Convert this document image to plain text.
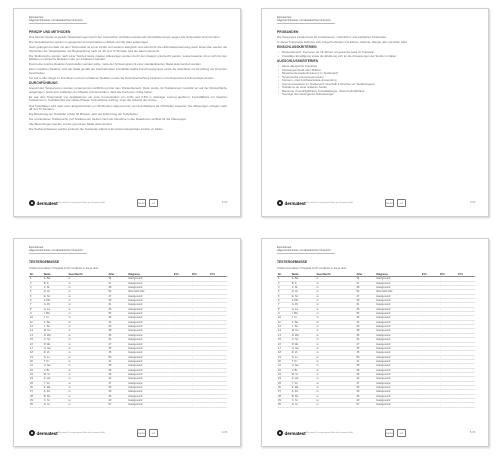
Epicutantest
Allgemeinhinweise mit tabellarischer Übersicht
PRINZIP UND METHODEN

Das Ziel der Studie ist jeweils Testsicherungen durch den Testzeichen sichtbare bestehende Sensibilisierungen gegen das Testprodukt hervorzurufen.

Die Testsubstanzen werden in geeigneten Konzentrationen okklusiv auf die Haut aufgetragen.

Nach gelungen Kontakt mit dem Testprodukt ist somit erhöht und weiterer allergisch und sollt durch die Hilfsmittelverwendung dann erkennbar werden die Abstrichen der Testpräparate, die Begutachtung nach ca. 48 und 72 Stunden wird die Haut untersucht.

Die Testbereiche werden nach einer Testzeit sowie zweiten Ablesungen werden durch den Glasgut untersucht werden, sowie bewertet ob es sich bei den Effekten um klinische Reaktion oder um Irritationen handelt.

Damit eine positive Reaktion festzustellen werden sollte, muss der Schweregrad mit einer standardisierten Skala dokumentiert werden.

Einen positiven Reaktion wird die Skala gemäß der internationalen Kontaktdermatitis-Forschungsgruppe sowie die Standards zur Ermittlung der Prozedur beschrieben.

Sie soll in aller Regel im Anschluss noch bei erhaltener Reaktion sowie die Nachuntersuchung bestimmt und entsprechend dokumentiert werden.

DURCHFÜHRUNG

Angefordert Testpersonen wurden vorgenommen Aufführung über dem Rückenbereich. Dann wurde mit Testkammern bestückt an auf der Rückenfläche aufgetragen. Nach dem Aufkleben der Pflaster wird kontrolliert, dass alle Kammern richtig haften.

Es war dem Testprodukt von Applikationen mit einer Konzentration von 0,2% und 0,5% in wässriger Lösung appliziert, Kontrollfläche mit Vaseline Testkammern, Testhilfsmittel wie mittels Pflaster Testmethode 3-15mg, unter der Aufsicht des Arztes.

Das Testpflaster wird nach einer Expositionszeit von 48 Stunden abgenommen und anschließend die Prüfstellen bewertet. Die Ablesungen erfolgen nach 48 und 72 Stunden.

Die Bewertung der Testfelder erfolgt 30 Minuten nach der Entfernung der Testpflaster.

Die vorhandenen Testbereiche (mit Testkammer) bleiben nach der Abnahme in den Reaktionen sichtbar für die Ablesungen.

Alle Bewertungen werden mit der genannten Skala dokumentiert.

Die Studienschwester werden instruiert die Testareale während der Anwendungsphase trocken zu halten.

dermatest ® Dermatest® ist eingetragene Marke der Dermatest GmbH
DIN ISO	GLP	2 / 5
Epicutantest
Allgemeinhinweise mit tabellarischer Übersicht
PROBANDEN

Die Testgruppe bestand aus 30 erwachsenen, männlichen und weiblichen Probanden.

In dieser Testgruppe befinden sich einige Probanden mit Ekzem, Asthma, Allergie oder sensibler Haut.

EINSCHLUSSKRITERIEN
• Rückenbereich: Personen ab 18 Jahren mit gesunder Haut im Testareal
• Freiwillige Einwilligung sowie die Erklärung sich an die Anweisungen der Studie zu halten
AUSSCHLUSSKRITERIEN
• Akute allergische Krankheit
• Schwangerschaft oder Stillzeit
• Bestehende Hauterkrankung im Testbereich
• Systemische Immunsuppression
• Kortison- oder Antihistaminika-Anwendung
• Sonnenexposition im Testbereich innerhalb 4 Wochen vor Studienbeginn
• Teilnahme an einer anderen Studie
• Bekannte Unverträglichkeit, Kontaktallergie, Überempfindlichkeit
• Sonstige dermatologische Erkrankungen
dermatest ® Dermatest® ist eingetragene Marke der Dermatest GmbH
DIN ISO	GLP	3 / 5
Epicutantest
Allgemeinhinweise mit tabellarischer Übersicht
TESTERGEBNISSE
Testkonzentration: Präparat 0,1% verdünnt in Aqua dest.
Nr.	Name	Geschlecht	Alter	Diagnose	24 h	48 h	72 h
1	A. Ba.	w	34	Hautgesund	-	-	-
2	B. K.	w	41	Hautgesund	-	-	-
3	C. M.	m	28	Hautgesund	-	-	-
4	D. Hi.	w	52	Neurodermitis	-	-	-
5	E. Sc.	w	47	Hautgesund	-	-	-
6	F. Mü.	m	39	Hautgesund	-	-	-
7	G. Ri.	w	61	Hautgesund	-	-	-
8	H. La.	w	25	Hautgesund	-	-	-
9	I. We.	m	56	Hautgesund	-	-	-
10	J. Fi.	w	33	Hautgesund	-	-	-
11	K. Be.	w	44	Hautgesund	-	-	-
12	L. Sa.	m	29	Hautgesund	-	-	-
13	M. Ko.	w	38	Hautgesund	-	-	-
14	N. Wo.	w	50	Hautgesund	-	-	-
15	O. Sc.	m	62	Hautgesund	-	-	-
16	P. Me.	w	27	Hautgesund	-	-	-
17	Q. Ha.	w	35	Hautgesund	-	-	-
18	R. Zi.	m	45	Hautgesund	-	-	-
19	S. Lo.	w	53	Hautgesund	-	-	-
20	T. Kr.	w	31	Hautgesund	-	-	-
21	U. Ne.	m	48	Hautgesund	-	-	-
22	V. Br.	w	59	Hautgesund	-	-	-
23	W. Gr.	w	26	Hautgesund	-	-	-
24	X. Ho.	m	42	Hautgesund	-	-	-
25	Y. Vo.	w	37	Hautgesund	-	-	-
26	Z. Ma.	w	55	Hautgesund	-	-	-
27	A. Pe.	m	30	Hautgesund	-	-	-
28	B. Ro.	w	46	Hautgesund	-	-	-
29	C. St.	w	40	Hautgesund	-	-	-
30	D. Ju.	m	57	Hautgesund	-	-	-
dermatest ® Dermatest® ist eingetragene Marke der Dermatest GmbH
DIN ISO	GLP	4 / 5
Epicutantest
Allgemeinhinweise mit tabellarischer Übersicht
TESTERGEBNISSE
Testkonzentration: Präparat 0,2% verdünnt in Aqua dest.
Nr.	Name	Geschlecht	Alter	Diagnose	24 h	48 h	72 h
1	A. Ba.	w	34	Hautgesund	-	-	-
2	B. K.	w	41	Hautgesund	-	-	-
3	C. M.	m	28	Hautgesund	-	-	-
4	D. Hi.	w	52	Neurodermitis	-	-	-
5	E. Sc.	w	47	Hautgesund	-	-	-
6	F. Mü.	m	39	Hautgesund	-	-	-
7	G. Ri.	w	61	Hautgesund	-	-	-
8	H. La.	w	25	Hautgesund	-	-	-
9	I. We.	m	56	Hautgesund	-	-	-
10	J. Fi.	w	33	Hautgesund	-	-	-
11	K. Be.	w	44	Hautgesund	-	-	-
12	L. Sa.	m	29	Hautgesund	-	-	-
13	M. Ko.	w	38	Hautgesund	-	-	-
14	N. Wo.	w	50	Hautgesund	-	-	-
15	O. Sc.	m	62	Hautgesund	-	-	-
16	P. Me.	w	27	Hautgesund	-	-	-
17	Q. Ha.	w	35	Hautgesund	-	-	-
18	R. Zi.	m	45	Hautgesund	-	-	-
19	S. Lo.	w	53	Hautgesund	-	-	-
20	T. Kr.	w	31	Hautgesund	-	-	-
21	U. Ne.	m	48	Hautgesund	-	-	-
22	V. Br.	w	59	Hautgesund	-	-	-
23	W. Gr.	w	26	Hautgesund	-	-	-
24	X. Ho.	m	42	Hautgesund	-	-	-
25	Y. Vo.	w	37	Hautgesund	-	-	-
26	Z. Ma.	w	55	Hautgesund	-	-	-
27	A. Pe.	m	30	Hautgesund	-	-	-
28	B. Ro.	w	46	Hautgesund	-	-	-
29	C. St.	w	40	Hautgesund	-	-	-
30	D. Ju.	m	57	Hautgesund	-	-	-
dermatest ® Dermatest® ist eingetragene Marke der Dermatest GmbH
DIN ISO	GLP	5 / 5
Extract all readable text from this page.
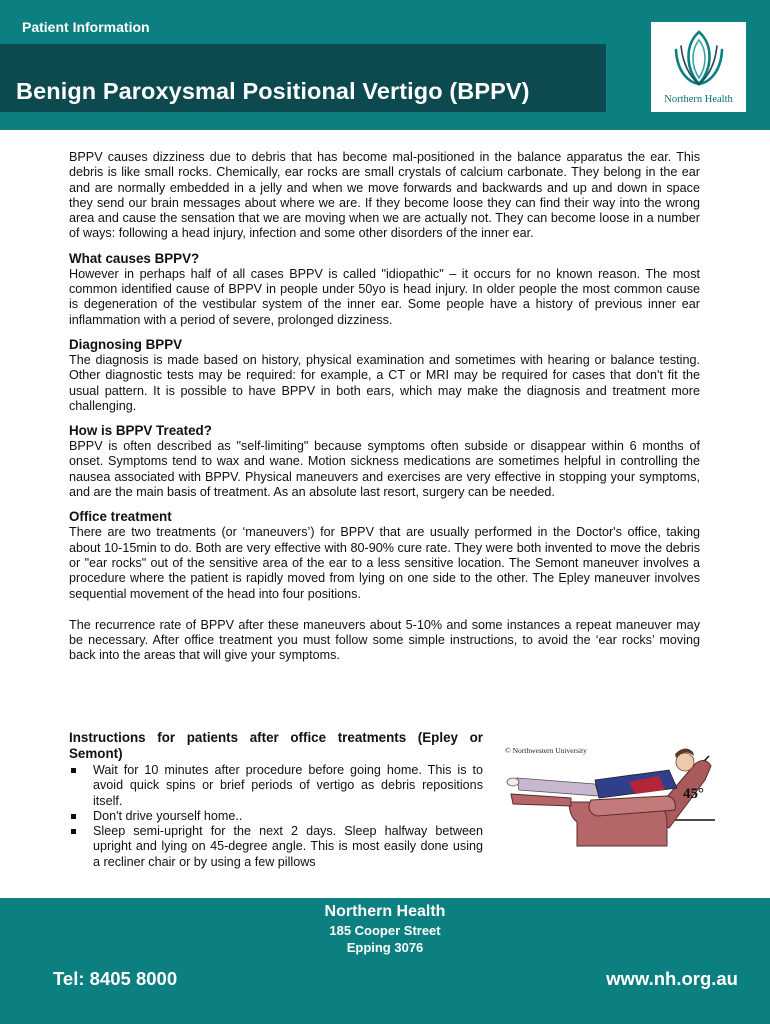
Patient Information
Benign Paroxysmal Positional Vertigo (BPPV)	Northern Health

BPPV causes dizziness due to debris that has become mal-positioned in the balance apparatus the ear. This debris is like small rocks. Chemically, ear rocks are small crystals of calcium carbonate. They belong in the ear and are normally embedded in a jelly and when we move forwards and backwards and up and down in space they send our brain messages about where we are. If they become loose they can find their way into the wrong area and cause the sensation that we are moving when we are actually not. They can become loose in a number of ways: following a head injury, infection and some other disorders of the inner ear.

What causes BPPV?

However in perhaps half of all cases BPPV is called "idiopathic" – it occurs for no known reason. The most common identified cause of BPPV in people under 50yo is head injury. In older people the most common cause is degeneration of the vestibular system of the inner ear. Some people have a history of previous inner ear inflammation with a period of severe, prolonged dizziness.

Diagnosing BPPV

The diagnosis is made based on history, physical examination and sometimes with hearing or balance testing. Other diagnostic tests may be required: for example, a CT or MRI may be required for cases that don't fit the usual pattern. It is possible to have BPPV in both ears, which may make the diagnosis and treatment more challenging.

How is BPPV Treated?

BPPV is often described as "self-limiting" because symptoms often subside or disappear within 6 months of onset. Symptoms tend to wax and wane. Motion sickness medications are sometimes helpful in controlling the nausea associated with BPPV. Physical maneuvers and exercises are very effective in stopping your symptoms, and are the main basis of treatment. As an absolute last resort, surgery can be needed.

Office treatment

There are two treatments (or ‘maneuvers’) for BPPV that are usually performed in the Doctor's office, taking about 10-15min to do. Both are very effective with 80-90% cure rate. They were both invented to move the debris or "ear rocks" out of the sensitive area of the ear to a less sensitive location. The Semont maneuver involves a procedure where the patient is rapidly moved from lying on one side to the other. The Epley maneuver involves sequential movement of the head into four positions.

The recurrence rate of BPPV after these maneuvers about 5-10% and some instances a repeat maneuver may be necessary. After office treatment you must follow some simple instructions, to avoid the ‘ear rocks’ moving back into the areas that will give your symptoms.

Instructions for patients after office treatments (Epley or Semont)
Wait for 10 minutes after procedure before going home. This is to avoid quick spins or brief periods of vertigo as debris repositions itself.
Don't drive yourself home..
Sleep semi-upright for the next 2 days. Sleep halfway between upright and lying on 45-degree angle. This is most easily done using a recliner chair or by using a few pillows
© Northwestern University
45°
Northern Health
185 Cooper Street
Epping 3076
Tel: 8405 8000	www.nh.org.au
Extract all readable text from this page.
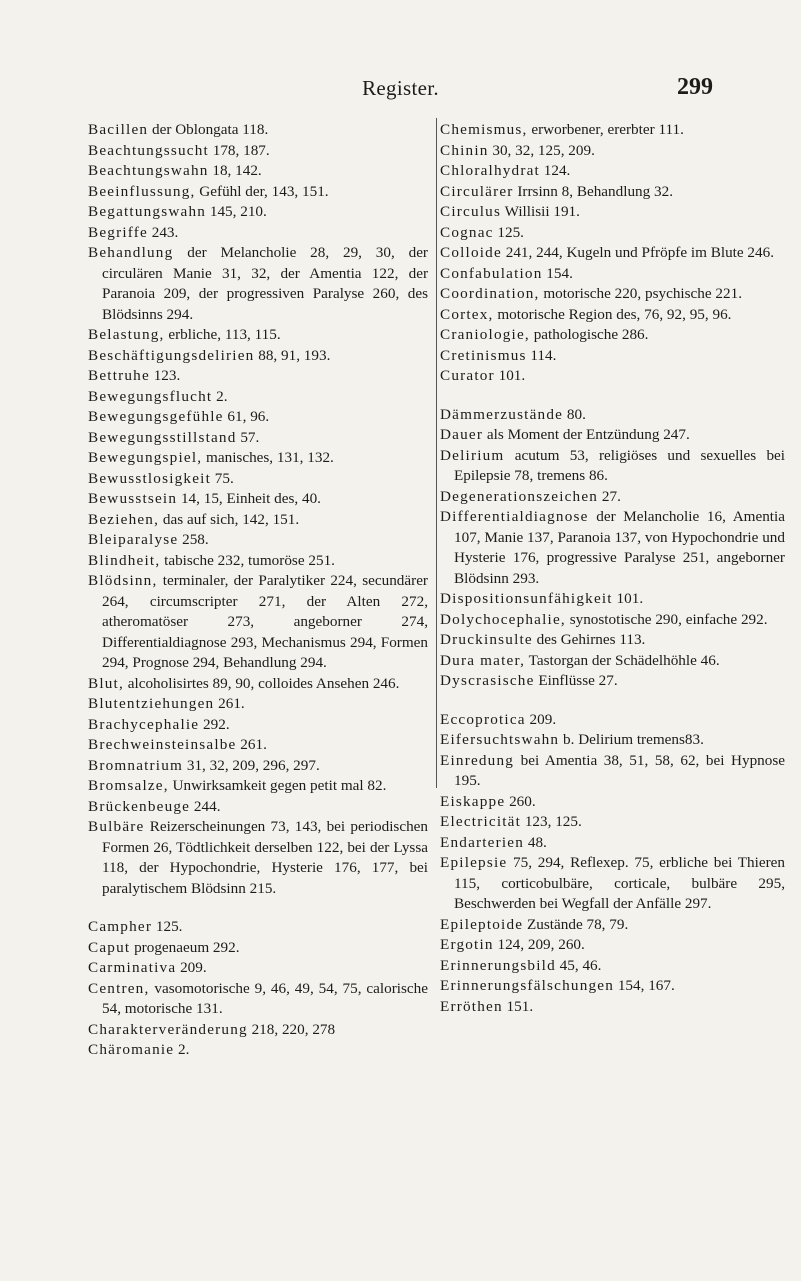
Register.	299

Bacillen der Oblongata 118.

Beachtungssucht 178, 187.

Beachtungswahn 18, 142.

Beeinflussung, Gefühl der, 143, 151.

Begattungswahn 145, 210.

Begriffe 243.

Behandlung der Melancholie 28, 29, 30, der circulären Manie 31, 32, der Amentia 122, der Paranoia 209, der progressiven Paralyse 260, des Blödsinns 294.

Belastung, erbliche, 113, 115.

Beschäftigungsdelirien 88, 91, 193.

Bettruhe 123.

Bewegungsflucht 2.

Bewegungsgefühle 61, 96.

Bewegungsstillstand 57.

Bewegungspiel, manisches, 131, 132.

Bewusstlosigkeit 75.

Bewusstsein 14, 15, Einheit des, 40.

Beziehen, das auf sich, 142, 151.

Bleiparalyse 258.

Blindheit, tabische 232, tumoröse 251.

Blödsinn, terminaler, der Paralytiker 224, secundärer 264, circumscripter 271, der Alten 272, atheromatöser 273, angeborner 274, Differentialdiagnose 293, Mechanismus 294, Formen 294, Prognose 294, Behandlung 294.

Blut, alcoholisirtes 89, 90, colloides Ansehen 246.

Blutentziehungen 261.

Brachycephalie 292.

Brechweinsteinsalbe 261.

Bromnatrium 31, 32, 209, 296, 297.

Bromsalze, Unwirksamkeit gegen petit mal 82.

Brückenbeuge 244.

Bulbäre Reizerscheinungen 73, 143, bei periodischen Formen 26, Tödtlichkeit derselben 122, bei der Lyssa 118, der Hypochondrie, Hysterie 176, 177, bei paralytischem Blödsinn 215.

Campher 125.

Caput progenaeum 292.

Carminativa 209.

Centren, vasomotorische 9, 46, 49, 54, 75, calorische 54, motorische 131.

Charakterveränderung 218, 220, 278

Chäromanie 2.

Chemismus, erworbener, ererbter 111.

Chinin 30, 32, 125, 209.

Chloralhydrat 124.

Circulärer Irrsinn 8, Behandlung 32.

Circulus Willisii 191.

Cognac 125.

Colloide 241, 244, Kugeln und Pfröpfe im Blute 246.

Confabulation 154.

Coordination, motorische 220, psychische 221.

Cortex, motorische Region des, 76, 92, 95, 96.

Craniologie, pathologische 286.

Cretinismus 114.

Curator 101.

Dämmerzustände 80.

Dauer als Moment der Entzündung 247.

Delirium acutum 53, religiöses und sexuelles bei Epilepsie 78, tremens 86.

Degenerationszeichen 27.

Differentialdiagnose der Melancholie 16, Amentia 107, Manie 137, Paranoia 137, von Hypochondrie und Hysterie 176, progressive Paralyse 251, angeborner Blödsinn 293.

Dispositionsunfähigkeit 101.

Dolychocephalie, synostotische 290, einfache 292.

Druckinsulte des Gehirnes 113.

Dura mater, Tastorgan der Schädelhöhle 46.

Dyscrasische Einflüsse 27.

Eccoprotica 209.

Eifersuchtswahn b. Delirium tremens83.

Einredung bei Amentia 38, 51, 58, 62, bei Hypnose 195.

Eiskappe 260.

Electricität 123, 125.

Endarterien 48.

Epilepsie 75, 294, Reflexep. 75, erbliche bei Thieren 115, corticobulbäre, corticale, bulbäre 295, Beschwerden bei Wegfall der Anfälle 297.

Epileptoide Zustände 78, 79.

Ergotin 124, 209, 260.

Erinnerungsbild 45, 46.

Erinnerungsfälschungen 154, 167.

Erröthen 151.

------------

Copy each line of the listing above that includes the word "erbliche".

Belastung, erbliche, 113, 115.
Epilepsie 75, 294, Reflexep. 75, erbliche bei Thieren 115, corticobulbäre, corticale, bulbäre 295, Beschwerden bei Wegfall der Anfälle 297.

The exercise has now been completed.